Filter the entries that follow, copying every line in which the word "Theft" appears.

* _Stored data_

-------------------------

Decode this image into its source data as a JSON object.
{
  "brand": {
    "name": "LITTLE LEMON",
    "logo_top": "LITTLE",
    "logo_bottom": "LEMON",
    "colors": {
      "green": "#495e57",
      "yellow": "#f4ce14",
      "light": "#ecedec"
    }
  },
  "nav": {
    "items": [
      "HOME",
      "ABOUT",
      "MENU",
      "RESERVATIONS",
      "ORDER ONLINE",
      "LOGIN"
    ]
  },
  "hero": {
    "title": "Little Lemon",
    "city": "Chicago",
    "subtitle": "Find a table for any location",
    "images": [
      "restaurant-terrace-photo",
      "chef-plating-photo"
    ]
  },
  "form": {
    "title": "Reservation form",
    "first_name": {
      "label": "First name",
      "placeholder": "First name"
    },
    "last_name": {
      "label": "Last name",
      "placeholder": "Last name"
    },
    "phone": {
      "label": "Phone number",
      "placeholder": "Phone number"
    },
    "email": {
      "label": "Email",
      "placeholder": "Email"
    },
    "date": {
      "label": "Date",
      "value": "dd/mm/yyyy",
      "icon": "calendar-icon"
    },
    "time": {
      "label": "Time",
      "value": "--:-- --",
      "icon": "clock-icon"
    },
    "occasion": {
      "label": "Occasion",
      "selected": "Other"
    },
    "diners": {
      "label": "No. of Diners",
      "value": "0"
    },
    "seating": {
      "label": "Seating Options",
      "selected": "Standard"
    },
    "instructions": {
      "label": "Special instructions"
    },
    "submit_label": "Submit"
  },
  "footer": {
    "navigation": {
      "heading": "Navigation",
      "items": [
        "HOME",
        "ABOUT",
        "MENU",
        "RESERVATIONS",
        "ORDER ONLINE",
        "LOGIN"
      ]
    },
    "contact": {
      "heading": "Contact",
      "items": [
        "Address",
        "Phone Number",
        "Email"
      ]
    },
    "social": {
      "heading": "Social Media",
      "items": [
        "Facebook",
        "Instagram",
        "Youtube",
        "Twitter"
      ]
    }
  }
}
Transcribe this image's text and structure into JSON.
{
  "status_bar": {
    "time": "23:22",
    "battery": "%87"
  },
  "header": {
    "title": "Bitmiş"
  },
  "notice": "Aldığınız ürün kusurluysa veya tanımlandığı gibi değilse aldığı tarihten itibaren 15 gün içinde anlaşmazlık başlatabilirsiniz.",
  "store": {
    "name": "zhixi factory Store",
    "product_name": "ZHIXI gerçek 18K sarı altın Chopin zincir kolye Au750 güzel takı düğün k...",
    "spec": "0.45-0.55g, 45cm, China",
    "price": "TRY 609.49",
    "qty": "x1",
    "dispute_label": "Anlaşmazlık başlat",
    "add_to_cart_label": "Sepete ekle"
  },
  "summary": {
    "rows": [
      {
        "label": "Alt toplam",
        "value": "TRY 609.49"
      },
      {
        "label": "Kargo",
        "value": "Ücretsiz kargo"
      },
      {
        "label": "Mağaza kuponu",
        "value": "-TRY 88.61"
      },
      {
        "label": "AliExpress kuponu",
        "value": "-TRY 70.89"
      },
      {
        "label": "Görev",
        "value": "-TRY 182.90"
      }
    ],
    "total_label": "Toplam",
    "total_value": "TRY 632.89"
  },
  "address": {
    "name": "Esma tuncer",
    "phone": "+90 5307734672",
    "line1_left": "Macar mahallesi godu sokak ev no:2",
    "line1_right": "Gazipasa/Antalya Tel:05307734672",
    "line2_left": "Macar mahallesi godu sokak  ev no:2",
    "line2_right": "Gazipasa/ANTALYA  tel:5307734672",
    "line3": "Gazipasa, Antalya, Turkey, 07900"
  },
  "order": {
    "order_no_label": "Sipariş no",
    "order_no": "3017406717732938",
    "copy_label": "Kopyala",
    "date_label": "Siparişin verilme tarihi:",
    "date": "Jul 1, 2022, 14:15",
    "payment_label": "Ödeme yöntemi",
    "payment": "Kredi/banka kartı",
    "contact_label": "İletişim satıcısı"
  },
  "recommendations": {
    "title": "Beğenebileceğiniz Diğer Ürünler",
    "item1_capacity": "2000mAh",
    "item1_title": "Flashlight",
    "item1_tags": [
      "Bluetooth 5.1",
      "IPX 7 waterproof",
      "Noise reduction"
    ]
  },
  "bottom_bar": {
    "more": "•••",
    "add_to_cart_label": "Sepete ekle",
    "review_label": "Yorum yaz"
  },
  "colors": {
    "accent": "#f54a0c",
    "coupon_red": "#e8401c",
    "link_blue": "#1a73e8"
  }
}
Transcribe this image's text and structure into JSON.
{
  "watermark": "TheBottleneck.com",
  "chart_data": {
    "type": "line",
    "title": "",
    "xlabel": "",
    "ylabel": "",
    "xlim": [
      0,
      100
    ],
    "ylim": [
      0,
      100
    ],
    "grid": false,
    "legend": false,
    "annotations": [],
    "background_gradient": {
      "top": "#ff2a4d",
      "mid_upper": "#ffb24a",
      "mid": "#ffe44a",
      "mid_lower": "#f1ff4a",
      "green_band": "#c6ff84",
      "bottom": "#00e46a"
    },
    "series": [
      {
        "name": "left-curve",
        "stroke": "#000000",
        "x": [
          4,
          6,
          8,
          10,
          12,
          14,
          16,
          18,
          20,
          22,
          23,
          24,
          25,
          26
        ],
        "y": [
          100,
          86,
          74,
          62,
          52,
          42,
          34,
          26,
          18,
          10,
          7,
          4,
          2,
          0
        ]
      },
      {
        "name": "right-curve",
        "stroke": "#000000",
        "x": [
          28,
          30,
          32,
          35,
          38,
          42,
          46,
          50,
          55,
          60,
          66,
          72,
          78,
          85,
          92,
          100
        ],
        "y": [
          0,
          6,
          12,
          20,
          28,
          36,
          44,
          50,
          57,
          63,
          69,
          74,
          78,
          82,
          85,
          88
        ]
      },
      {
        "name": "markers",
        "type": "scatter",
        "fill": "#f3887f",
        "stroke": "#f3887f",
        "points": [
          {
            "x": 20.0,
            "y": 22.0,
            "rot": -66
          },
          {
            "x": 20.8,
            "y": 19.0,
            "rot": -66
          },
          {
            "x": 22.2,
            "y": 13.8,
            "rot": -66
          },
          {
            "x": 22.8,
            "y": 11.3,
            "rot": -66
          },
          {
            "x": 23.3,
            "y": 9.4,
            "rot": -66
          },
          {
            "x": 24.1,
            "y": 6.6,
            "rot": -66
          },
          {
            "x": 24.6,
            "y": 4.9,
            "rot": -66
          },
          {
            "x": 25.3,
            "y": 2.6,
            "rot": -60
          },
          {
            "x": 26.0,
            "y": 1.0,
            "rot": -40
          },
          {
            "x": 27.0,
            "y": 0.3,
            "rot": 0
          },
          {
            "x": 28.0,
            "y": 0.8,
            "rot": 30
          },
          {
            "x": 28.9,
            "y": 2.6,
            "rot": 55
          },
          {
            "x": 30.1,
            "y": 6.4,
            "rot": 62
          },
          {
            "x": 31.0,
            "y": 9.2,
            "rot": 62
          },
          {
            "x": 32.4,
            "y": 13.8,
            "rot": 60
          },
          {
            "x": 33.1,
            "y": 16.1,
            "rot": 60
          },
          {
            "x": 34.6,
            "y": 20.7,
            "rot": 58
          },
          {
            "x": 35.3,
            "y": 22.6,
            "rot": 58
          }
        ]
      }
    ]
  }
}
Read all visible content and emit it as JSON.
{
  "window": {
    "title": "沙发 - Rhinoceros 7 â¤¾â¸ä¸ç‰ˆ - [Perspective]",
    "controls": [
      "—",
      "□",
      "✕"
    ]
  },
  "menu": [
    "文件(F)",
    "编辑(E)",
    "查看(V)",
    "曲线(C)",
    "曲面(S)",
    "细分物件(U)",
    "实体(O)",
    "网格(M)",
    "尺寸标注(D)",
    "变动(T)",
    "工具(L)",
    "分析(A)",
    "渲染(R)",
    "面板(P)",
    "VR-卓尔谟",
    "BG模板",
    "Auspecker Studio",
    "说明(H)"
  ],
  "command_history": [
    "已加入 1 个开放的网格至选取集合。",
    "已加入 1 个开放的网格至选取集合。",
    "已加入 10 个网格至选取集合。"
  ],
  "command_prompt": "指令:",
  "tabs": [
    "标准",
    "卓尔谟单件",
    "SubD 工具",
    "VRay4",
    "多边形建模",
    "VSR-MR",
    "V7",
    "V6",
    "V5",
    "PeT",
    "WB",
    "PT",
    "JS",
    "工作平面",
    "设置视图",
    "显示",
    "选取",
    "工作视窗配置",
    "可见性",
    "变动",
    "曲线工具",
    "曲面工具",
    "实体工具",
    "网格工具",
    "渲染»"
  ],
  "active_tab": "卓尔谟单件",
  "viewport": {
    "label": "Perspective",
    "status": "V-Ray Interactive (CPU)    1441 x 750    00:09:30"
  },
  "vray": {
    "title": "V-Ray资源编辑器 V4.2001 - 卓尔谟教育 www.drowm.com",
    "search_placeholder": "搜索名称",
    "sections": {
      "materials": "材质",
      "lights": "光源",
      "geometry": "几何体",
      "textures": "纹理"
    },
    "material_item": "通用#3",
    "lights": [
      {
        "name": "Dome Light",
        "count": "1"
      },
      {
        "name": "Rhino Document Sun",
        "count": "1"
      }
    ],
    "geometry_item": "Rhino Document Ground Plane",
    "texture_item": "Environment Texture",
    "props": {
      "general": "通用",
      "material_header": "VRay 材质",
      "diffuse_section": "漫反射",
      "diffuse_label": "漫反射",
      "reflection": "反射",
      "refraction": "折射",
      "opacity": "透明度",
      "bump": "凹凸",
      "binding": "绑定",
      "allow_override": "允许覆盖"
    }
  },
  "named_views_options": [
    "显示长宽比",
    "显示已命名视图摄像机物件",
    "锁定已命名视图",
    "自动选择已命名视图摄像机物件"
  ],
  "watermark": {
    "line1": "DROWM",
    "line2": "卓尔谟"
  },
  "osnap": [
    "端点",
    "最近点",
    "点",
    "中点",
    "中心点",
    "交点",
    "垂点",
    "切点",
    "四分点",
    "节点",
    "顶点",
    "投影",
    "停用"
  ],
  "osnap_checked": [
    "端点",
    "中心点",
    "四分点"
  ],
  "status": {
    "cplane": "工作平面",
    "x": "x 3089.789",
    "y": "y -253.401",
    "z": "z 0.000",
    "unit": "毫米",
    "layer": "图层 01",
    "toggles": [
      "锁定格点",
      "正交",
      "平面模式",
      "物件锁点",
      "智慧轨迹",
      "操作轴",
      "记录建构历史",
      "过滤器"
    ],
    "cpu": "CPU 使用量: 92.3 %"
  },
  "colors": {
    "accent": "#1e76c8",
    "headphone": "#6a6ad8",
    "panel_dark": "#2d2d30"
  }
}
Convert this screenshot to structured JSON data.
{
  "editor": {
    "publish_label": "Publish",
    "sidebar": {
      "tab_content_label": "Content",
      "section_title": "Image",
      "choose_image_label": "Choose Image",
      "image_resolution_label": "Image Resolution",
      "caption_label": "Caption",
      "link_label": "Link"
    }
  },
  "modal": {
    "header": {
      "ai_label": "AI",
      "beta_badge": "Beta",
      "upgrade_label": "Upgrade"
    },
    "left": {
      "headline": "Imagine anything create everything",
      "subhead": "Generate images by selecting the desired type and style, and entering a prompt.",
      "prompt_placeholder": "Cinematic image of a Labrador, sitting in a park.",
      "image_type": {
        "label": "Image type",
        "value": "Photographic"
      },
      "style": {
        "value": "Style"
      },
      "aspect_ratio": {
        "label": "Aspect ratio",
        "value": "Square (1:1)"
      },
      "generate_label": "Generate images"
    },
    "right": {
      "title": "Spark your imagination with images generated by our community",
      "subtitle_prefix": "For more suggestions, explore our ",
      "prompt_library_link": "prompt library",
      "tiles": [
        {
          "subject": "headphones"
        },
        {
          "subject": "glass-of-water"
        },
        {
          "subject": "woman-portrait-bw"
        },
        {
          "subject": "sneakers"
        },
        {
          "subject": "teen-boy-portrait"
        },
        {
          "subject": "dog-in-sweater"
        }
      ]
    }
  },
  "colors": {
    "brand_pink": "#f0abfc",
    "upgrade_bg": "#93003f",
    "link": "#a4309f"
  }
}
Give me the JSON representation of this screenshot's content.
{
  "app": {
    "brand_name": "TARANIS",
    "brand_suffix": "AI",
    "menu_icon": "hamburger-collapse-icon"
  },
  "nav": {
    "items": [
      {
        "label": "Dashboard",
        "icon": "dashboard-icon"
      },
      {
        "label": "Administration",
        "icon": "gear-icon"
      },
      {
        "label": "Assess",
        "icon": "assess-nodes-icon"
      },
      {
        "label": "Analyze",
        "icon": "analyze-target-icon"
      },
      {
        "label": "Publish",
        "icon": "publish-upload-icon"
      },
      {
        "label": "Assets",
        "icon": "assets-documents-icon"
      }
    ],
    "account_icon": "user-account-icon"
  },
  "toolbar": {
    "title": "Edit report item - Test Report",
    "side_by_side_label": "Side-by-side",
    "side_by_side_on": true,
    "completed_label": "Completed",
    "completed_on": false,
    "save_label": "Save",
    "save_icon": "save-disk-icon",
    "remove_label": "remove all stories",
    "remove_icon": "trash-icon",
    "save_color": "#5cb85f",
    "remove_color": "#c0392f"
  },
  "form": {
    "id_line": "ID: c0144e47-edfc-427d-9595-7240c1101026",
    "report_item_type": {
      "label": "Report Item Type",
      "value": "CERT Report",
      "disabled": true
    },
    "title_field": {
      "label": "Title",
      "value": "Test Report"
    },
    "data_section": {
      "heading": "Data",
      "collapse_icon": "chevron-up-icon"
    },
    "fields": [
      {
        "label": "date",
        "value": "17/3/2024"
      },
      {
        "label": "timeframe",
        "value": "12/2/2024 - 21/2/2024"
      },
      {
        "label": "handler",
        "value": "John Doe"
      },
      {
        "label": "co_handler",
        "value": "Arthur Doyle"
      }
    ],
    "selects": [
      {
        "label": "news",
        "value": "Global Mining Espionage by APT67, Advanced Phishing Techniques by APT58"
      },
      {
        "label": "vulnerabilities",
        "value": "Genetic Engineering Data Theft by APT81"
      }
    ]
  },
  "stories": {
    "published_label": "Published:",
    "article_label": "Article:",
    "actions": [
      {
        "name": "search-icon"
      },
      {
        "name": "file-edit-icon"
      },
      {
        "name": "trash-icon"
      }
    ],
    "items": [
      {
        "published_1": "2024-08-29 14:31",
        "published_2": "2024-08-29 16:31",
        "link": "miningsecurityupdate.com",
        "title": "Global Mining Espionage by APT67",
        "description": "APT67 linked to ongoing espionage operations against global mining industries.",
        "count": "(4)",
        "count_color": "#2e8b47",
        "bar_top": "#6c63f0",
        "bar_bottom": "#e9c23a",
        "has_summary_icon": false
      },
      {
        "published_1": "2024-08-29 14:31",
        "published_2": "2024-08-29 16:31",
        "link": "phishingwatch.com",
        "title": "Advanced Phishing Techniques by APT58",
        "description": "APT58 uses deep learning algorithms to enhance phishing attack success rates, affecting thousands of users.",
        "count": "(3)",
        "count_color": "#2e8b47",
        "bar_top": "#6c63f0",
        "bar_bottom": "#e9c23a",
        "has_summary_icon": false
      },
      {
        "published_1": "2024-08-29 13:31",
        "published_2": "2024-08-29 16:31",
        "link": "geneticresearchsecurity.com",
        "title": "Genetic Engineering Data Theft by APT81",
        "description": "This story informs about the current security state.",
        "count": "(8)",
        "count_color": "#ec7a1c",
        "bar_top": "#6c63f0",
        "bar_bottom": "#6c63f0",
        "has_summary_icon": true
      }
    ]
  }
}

-------------------------

* _TASK SOLUTION_
        "value": "Genetic Engineering Data Theft by APT81"
        "title": "Genetic Engineering Data Theft by APT81",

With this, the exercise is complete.